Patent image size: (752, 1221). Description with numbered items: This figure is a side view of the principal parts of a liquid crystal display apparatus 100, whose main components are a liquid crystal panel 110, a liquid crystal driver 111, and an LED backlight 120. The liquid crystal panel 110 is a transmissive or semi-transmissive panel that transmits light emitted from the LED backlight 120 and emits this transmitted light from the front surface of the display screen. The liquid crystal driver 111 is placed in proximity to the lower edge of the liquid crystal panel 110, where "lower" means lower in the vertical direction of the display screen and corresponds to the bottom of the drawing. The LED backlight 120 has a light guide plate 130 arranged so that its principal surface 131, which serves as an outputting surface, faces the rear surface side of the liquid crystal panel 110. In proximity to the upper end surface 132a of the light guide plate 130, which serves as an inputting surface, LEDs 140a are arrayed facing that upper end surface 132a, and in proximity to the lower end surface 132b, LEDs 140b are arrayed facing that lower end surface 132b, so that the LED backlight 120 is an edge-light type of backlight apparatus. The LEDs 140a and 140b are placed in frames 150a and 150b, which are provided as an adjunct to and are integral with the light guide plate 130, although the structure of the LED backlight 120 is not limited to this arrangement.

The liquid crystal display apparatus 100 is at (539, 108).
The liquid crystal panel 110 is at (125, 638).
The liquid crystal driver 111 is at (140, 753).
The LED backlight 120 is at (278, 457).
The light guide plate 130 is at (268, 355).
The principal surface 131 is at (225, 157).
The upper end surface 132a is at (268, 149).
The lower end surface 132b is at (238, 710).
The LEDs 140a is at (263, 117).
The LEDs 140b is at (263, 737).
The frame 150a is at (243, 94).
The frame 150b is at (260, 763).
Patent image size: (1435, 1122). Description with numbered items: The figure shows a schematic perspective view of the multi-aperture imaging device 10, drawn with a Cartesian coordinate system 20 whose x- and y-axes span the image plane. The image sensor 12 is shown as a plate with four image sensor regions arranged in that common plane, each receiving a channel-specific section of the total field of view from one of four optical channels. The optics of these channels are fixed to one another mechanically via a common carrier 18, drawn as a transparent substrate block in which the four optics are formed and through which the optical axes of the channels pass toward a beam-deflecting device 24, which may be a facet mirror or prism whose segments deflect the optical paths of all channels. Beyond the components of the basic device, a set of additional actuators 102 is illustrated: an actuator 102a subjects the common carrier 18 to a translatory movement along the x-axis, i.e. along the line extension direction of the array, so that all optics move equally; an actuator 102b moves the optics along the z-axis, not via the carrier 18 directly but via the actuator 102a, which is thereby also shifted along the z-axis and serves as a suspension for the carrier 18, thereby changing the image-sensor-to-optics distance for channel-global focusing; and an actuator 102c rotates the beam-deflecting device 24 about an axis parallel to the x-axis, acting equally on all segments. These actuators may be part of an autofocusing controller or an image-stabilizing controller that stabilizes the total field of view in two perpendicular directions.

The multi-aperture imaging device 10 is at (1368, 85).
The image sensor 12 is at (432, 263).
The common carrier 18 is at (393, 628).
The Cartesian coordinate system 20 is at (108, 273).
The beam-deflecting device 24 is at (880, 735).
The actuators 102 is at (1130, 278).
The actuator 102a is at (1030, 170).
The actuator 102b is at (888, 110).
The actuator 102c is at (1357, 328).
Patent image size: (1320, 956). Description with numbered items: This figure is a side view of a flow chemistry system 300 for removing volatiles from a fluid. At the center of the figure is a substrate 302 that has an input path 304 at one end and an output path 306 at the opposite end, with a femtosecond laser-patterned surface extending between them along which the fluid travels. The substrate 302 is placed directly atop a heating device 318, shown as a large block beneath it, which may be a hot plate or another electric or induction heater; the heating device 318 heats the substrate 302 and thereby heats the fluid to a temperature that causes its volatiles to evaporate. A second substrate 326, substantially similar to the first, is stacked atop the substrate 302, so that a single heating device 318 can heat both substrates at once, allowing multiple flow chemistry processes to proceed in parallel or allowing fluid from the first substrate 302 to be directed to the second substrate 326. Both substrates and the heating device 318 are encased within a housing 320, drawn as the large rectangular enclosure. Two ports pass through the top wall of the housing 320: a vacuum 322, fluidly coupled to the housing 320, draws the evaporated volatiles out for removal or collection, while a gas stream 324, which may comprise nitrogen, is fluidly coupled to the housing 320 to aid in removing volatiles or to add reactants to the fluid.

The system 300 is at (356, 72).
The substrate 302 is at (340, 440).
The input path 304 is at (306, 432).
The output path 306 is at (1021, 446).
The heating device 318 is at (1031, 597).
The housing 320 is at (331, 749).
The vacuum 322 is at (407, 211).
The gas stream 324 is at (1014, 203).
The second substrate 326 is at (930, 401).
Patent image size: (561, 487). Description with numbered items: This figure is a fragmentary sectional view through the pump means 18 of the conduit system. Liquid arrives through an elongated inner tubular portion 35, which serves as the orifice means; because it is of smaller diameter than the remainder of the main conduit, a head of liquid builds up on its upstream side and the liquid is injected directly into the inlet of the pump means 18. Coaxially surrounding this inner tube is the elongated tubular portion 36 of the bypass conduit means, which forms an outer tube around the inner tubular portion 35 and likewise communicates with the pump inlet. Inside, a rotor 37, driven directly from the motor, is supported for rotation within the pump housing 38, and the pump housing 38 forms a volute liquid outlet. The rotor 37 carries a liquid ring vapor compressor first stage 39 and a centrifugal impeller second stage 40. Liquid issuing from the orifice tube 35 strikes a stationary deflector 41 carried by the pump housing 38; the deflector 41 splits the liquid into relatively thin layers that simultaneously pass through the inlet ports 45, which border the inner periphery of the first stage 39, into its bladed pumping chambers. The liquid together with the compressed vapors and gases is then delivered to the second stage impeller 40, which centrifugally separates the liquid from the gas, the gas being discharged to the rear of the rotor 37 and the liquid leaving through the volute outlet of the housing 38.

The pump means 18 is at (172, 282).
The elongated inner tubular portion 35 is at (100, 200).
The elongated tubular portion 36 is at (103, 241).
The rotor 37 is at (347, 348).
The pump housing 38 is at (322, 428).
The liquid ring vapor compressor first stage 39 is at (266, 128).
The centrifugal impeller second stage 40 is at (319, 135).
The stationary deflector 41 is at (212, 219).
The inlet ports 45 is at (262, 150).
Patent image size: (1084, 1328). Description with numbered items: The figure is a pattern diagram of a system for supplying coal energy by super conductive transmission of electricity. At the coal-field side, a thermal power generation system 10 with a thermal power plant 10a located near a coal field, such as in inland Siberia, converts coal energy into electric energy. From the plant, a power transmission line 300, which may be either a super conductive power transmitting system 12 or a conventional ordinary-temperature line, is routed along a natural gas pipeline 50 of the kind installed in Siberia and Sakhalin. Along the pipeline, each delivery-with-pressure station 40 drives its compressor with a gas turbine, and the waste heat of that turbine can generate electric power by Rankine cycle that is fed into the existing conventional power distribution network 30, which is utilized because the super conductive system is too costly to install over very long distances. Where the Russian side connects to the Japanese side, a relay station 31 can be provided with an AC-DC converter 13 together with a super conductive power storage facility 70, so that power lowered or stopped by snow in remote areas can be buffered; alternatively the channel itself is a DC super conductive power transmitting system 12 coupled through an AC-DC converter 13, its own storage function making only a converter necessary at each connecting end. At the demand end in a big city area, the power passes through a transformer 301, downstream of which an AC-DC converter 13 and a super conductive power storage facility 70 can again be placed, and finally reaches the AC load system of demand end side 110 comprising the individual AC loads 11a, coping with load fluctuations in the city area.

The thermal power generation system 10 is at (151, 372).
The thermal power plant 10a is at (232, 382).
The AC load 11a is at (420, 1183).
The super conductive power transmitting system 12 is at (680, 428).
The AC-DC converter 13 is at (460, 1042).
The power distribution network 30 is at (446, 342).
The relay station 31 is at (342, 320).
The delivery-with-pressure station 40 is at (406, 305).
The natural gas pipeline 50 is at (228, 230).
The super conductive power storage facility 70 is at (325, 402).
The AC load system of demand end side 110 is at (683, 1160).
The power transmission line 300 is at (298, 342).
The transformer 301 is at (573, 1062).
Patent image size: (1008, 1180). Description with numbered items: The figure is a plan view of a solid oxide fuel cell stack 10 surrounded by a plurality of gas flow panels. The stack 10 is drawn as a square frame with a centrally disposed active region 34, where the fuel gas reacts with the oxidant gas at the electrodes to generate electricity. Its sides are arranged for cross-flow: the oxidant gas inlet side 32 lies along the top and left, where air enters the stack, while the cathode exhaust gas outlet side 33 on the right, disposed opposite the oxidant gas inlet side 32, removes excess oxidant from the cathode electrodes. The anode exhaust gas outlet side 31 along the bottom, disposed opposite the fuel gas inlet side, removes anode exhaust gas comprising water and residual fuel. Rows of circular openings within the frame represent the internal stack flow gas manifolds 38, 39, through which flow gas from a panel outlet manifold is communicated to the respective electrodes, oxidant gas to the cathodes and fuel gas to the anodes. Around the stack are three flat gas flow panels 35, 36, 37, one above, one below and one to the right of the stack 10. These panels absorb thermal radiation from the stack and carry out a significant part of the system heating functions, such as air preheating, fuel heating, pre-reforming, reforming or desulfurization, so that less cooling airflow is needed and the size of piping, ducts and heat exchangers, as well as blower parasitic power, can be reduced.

#### [Task prompt]
Reproduce verbatim the part of the rows that opens with the first line and closes with the line containing "The frame 150b is at (260, 763).", including both ends and nothing beyond them.

#### [Complete output]
Patent image size: (752, 1221). Description with numbered items: This figure is a side view of the principal parts of a liquid crystal display apparatus 100, whose main components are a liquid crystal panel 110, a liquid crystal driver 111, and an LED backlight 120. The liquid crystal panel 110 is a transmissive or semi-transmissive panel that transmits light emitted from the LED backlight 120 and emits this transmitted light from the front surface of the display screen. The liquid crystal driver 111 is placed in proximity to the lower edge of the liquid crystal panel 110, where "lower" means lower in the vertical direction of the display screen and corresponds to the bottom of the drawing. The LED backlight 120 has a light guide plate 130 arranged so that its principal surface 131, which serves as an outputting surface, faces the rear surface side of the liquid crystal panel 110. In proximity to the upper end surface 132a of the light guide plate 130, which serves as an inputting surface, LEDs 140a are arrayed facing that upper end surface 132a, and in proximity to the lower end surface 132b, LEDs 140b are arrayed facing that lower end surface 132b, so that the LED backlight 120 is an edge-light type of backlight apparatus. The LEDs 140a and 140b are placed in frames 150a and 150b, which are provided as an adjunct to and are integral with the light guide plate 130, although the structure of the LED backlight 120 is not limited to this arrangement.

The liquid crystal display apparatus 100 is at (539, 108).
The liquid crystal panel 110 is at (125, 638).
The liquid crystal driver 111 is at (140, 753).
The LED backlight 120 is at (278, 457).
The light guide plate 130 is at (268, 355).
The principal surface 131 is at (225, 157).
The upper end surface 132a is at (268, 149).
The lower end surface 132b is at (238, 710).
The LEDs 140a is at (263, 117).
The LEDs 140b is at (263, 737).
The frame 150a is at (243, 94).
The frame 150b is at (260, 763).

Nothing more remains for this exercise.